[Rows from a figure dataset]
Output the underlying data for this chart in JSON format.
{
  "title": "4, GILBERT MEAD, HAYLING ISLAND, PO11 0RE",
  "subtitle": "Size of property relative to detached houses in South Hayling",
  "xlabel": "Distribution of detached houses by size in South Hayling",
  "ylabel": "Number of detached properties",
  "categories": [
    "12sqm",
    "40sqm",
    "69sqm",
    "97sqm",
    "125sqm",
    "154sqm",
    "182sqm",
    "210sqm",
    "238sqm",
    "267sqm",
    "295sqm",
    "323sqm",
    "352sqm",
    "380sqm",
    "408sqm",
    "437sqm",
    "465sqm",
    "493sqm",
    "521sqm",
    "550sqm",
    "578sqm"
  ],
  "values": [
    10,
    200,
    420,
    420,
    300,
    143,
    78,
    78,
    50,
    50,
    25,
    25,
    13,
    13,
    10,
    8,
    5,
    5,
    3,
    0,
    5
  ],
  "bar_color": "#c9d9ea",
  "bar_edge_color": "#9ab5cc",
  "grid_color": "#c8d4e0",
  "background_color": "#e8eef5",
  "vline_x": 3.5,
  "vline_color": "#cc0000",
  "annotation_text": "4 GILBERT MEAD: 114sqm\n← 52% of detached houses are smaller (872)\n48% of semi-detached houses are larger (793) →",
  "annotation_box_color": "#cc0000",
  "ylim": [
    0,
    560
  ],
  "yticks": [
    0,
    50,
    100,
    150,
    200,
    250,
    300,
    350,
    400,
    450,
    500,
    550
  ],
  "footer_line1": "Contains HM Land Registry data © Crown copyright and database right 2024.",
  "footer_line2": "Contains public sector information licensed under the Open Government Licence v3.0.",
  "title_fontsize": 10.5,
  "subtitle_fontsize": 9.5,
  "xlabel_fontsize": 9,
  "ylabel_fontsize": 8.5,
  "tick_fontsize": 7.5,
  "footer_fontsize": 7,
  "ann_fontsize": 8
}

---

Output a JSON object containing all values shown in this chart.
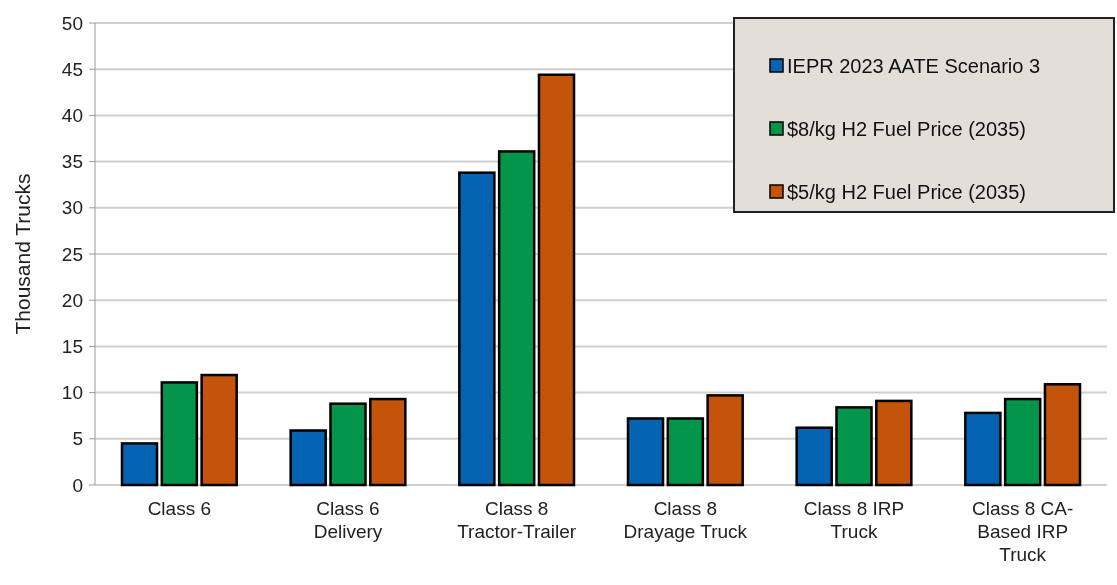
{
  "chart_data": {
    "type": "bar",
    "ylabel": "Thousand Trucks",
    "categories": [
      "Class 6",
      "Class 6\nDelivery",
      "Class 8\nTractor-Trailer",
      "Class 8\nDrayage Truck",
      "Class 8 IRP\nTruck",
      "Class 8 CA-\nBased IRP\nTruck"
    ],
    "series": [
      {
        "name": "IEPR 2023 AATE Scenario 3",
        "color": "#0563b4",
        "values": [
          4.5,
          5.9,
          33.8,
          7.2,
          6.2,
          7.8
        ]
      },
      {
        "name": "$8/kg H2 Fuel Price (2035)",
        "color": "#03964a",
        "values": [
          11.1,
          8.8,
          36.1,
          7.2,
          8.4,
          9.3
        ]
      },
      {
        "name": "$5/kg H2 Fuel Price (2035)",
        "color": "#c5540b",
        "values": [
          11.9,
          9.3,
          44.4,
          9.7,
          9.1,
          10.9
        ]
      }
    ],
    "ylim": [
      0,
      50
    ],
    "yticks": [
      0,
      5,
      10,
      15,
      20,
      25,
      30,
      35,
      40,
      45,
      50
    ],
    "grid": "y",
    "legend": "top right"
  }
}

■ Instructions for the task ■
Extract all lines that hold the word "South".

■ Complete answer ■
  "subtitle": "Size of property relative to detached houses in South Hayling",
  "xlabel": "Distribution of detached houses by size in South Hayling",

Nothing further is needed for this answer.